◆ Direction
Each line of the material below that holds the word "описать" needs to be copied.

◆ Entries
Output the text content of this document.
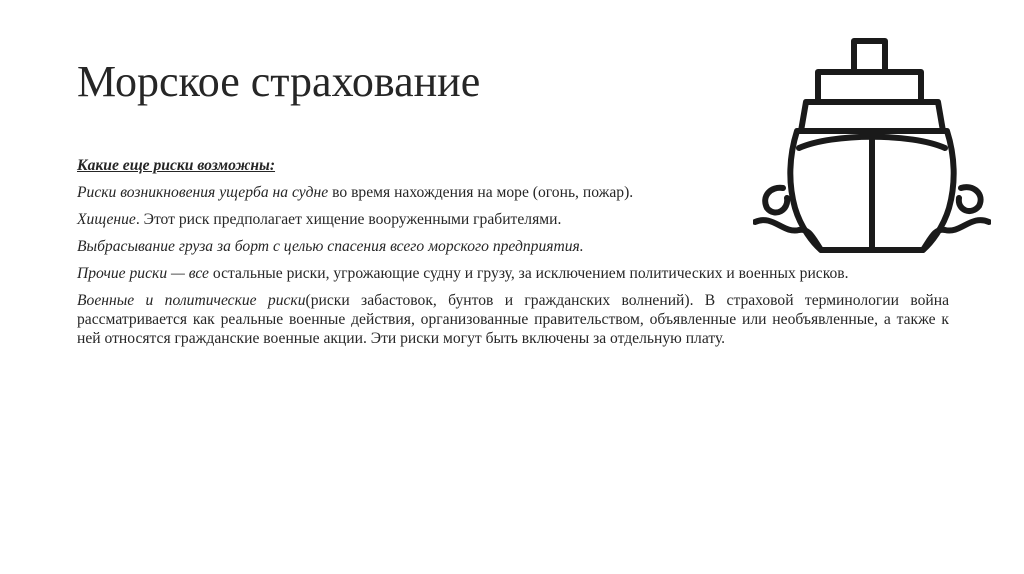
Морское страхование

Какие еще риски возможны:

Риски возникновения ущерба на судне во время нахождения на море (огонь, пожар).

Хищение. Этот риск предполагает хищение вооруженными грабителями.

Выбрасывание груза за борт с целью спасения всего морского предприятия.

Прочие риски — все остальные риски, угрожающие судну и грузу, за исключением политических и военных рисков.

Военные и политические риски(риски забастовок, бунтов и гражданских волнений). В страховой терминологии война рассматривается как реальные военные действия, организованные правительством, объявленные или необъявленные, а также к ней относятся гражданские военные акции. Эти риски могут быть включены за отдельную плату.
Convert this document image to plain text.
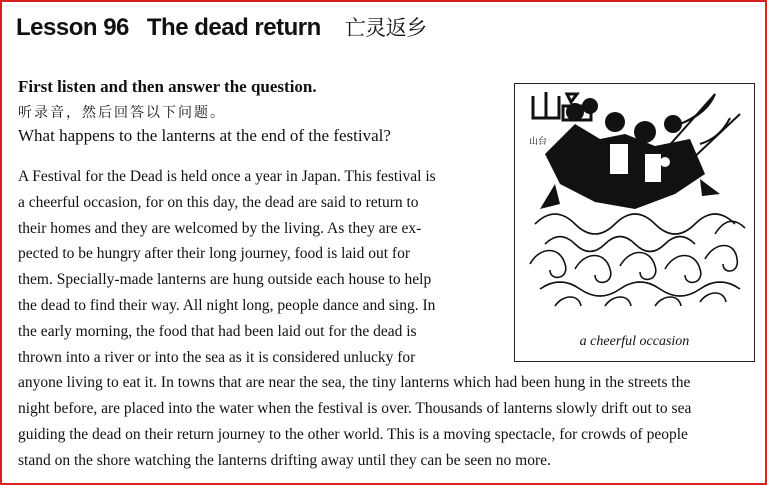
Lesson 96 The dead return 亡灵返乡
First listen and then answer the question.
听录音，然后回答以下问题。
What happens to the lanterns at the end of the festival?	山台
a cheerful occasion
A Festival for the Dead is held once a year in Japan. This festival is
a cheerful occasion, for on this day, the dead are said to return to
their homes and they are welcomed by the living. As they are ex-
pected to be hungry after their long journey, food is laid out for
them. Specially-made lanterns are hung outside each house to help
the dead to find their way. All night long, people dance and sing. In
the early morning, the food that had been laid out for the dead is
thrown into a river or into the sea as it is considered unlucky for
anyone living to eat it. In towns that are near the sea, the tiny lanterns which had been hung in the streets the
night before, are placed into the water when the festival is over. Thousands of lanterns slowly drift out to sea
guiding the dead on their return journey to the other world. This is a moving spectacle, for crowds of people
stand on the shore watching the lanterns drifting away until they can be seen no more.
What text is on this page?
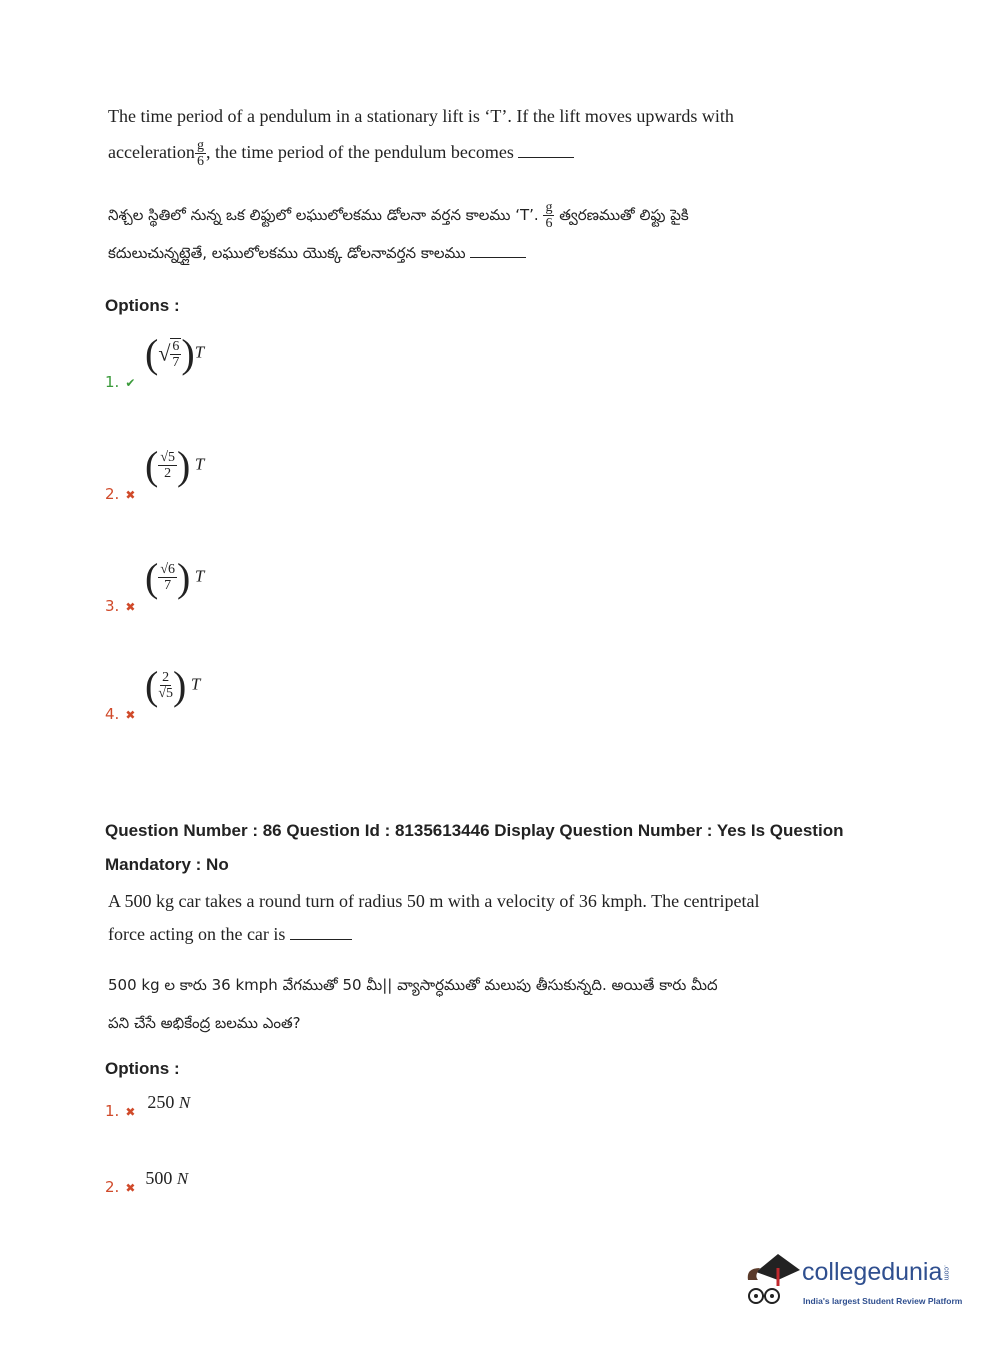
The time period of a pendulum in a stationary lift is ‘T’. If the lift moves upwards with
acceleration $\frac{g}{6}$ , the time period of the pendulum becomes
నిశ్చల స్థితిలో నున్న ఒక లిఫ్టులో లఘులోలకము డోలనా వర్తన కాలము ‘T’. $\frac{g}{6}$ త్వరణముతో లిఫ్టు పైకి
కదులుచున్నట్లైతే, లఘులోలకము యొక్క డోలనావర్తన కాలము
Options :
1. ✔
(√ $\frac{6}{7} )T$
2. ✖
( $\frac{√5}{2}$ ) T
3. ✖
( $\frac{√6}{7}$ ) T
4. ✖
( $\frac{2}{√5}$ ) T
Question Number : 86 Question Id : 8135613446 Display Question Number : Yes Is Question
Mandatory : No
A 500 kg car takes a round turn of radius 50 m with a velocity of 36 kmph. The centripetal
force acting on the car is
500 kg ల కారు 36 kmph వేగముతో 50 మీ|| వ్యాసార్ధముతో మలుపు తీసుకున్నది. అయితే కారు మీద
పని చేసే అభికేంద్ర బలము ఎంత?
Options :
1. ✖ 250 N
2. ✖ 500 N
collegedunia.com
India's largest Student Review Platform
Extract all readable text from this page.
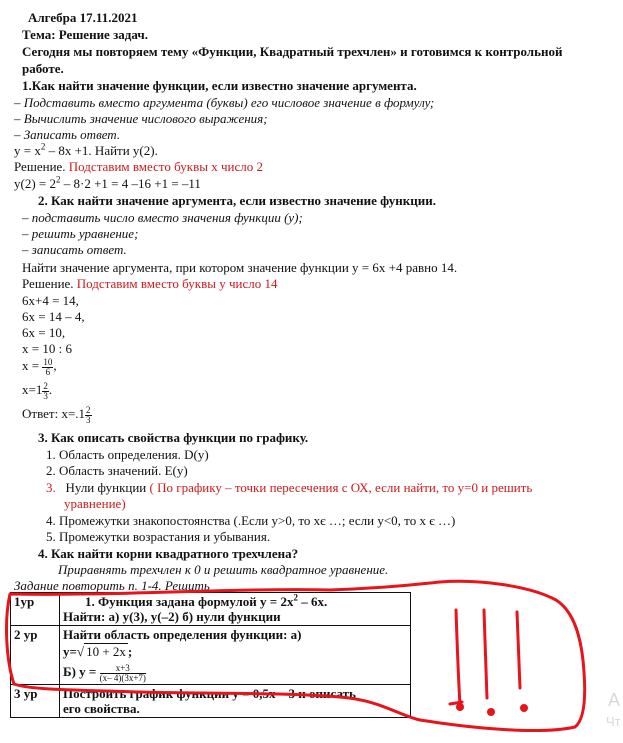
Алгебра 17.11.2021
Тема: Решение задач.
Сегодня мы повторяем тему «Функции, Квадратный трехчлен» и готовимся к контрольной
работе.
1.Как найти значение функции, если известно значение аргумента.
– Подставить вместо аргумента (буквы) его числовое значение в формулу;
– Вычислить значение числового выражения;
– Записать ответ.
$y = x^2 - 8x +1$. Найти y(2).
Решение. Подставим вместо буквы х число 2
$y(2) = 2^2 - 8\cdot 2 +1 = 4$ –16 +1 = –11
2. Как найти значение аргумента, если известно значение функции.
– подставить число вместо значения функции (у);
– решить уравнение;
– записать ответ.
Найти значение аргумента, при котором значение функции y = 6x +4 равно 14.
Решение. Подставим вместо буквы у число 14
6x+4 = 14,
6x = 14 – 4,
6x = 10,
x = 10 : 6
$x = \frac{10}{6}$ ,
$x=1 \frac{2}{3}$ .
Ответ: $x=.1 \frac{2}{3}$
3. Как описать свойства функции по графику.
1. Область определения. D(y)
2. Область значений. E(y)
3. Нули функции ( По графику – точки пересечения с ОХ, если найти, то у=0 и решить
уравнение)
4. Промежутки знакопостоянства (.Если у>0, то хє …; если у<0, то х є …)
5. Промежутки возрастания и убывания.
4. Как найти корни квадратного трехчлена?
Приравнять трехчлен к 0 и решить квадратное уравнение.
Задание повторить п. 1-4. Решить
1ур	1. Функция задана формулой $y = 2x^2 - 6x$.
Найти: а) y(3), y(–2) б) нули функции

2 ур	Найти область определения функции: а)
y=√ 10 + 2x ;
Б) $y = \frac{x+3}{(x- 4)(3x+7)}$

3 ур	Построить график функции y = 0,5x – 3 и описать
его свойства.	А
Чт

◆ Worked solution
3. Как описать свойства функции по графику.
3 ур	Построить график функции y = 0,5x – 3 и описать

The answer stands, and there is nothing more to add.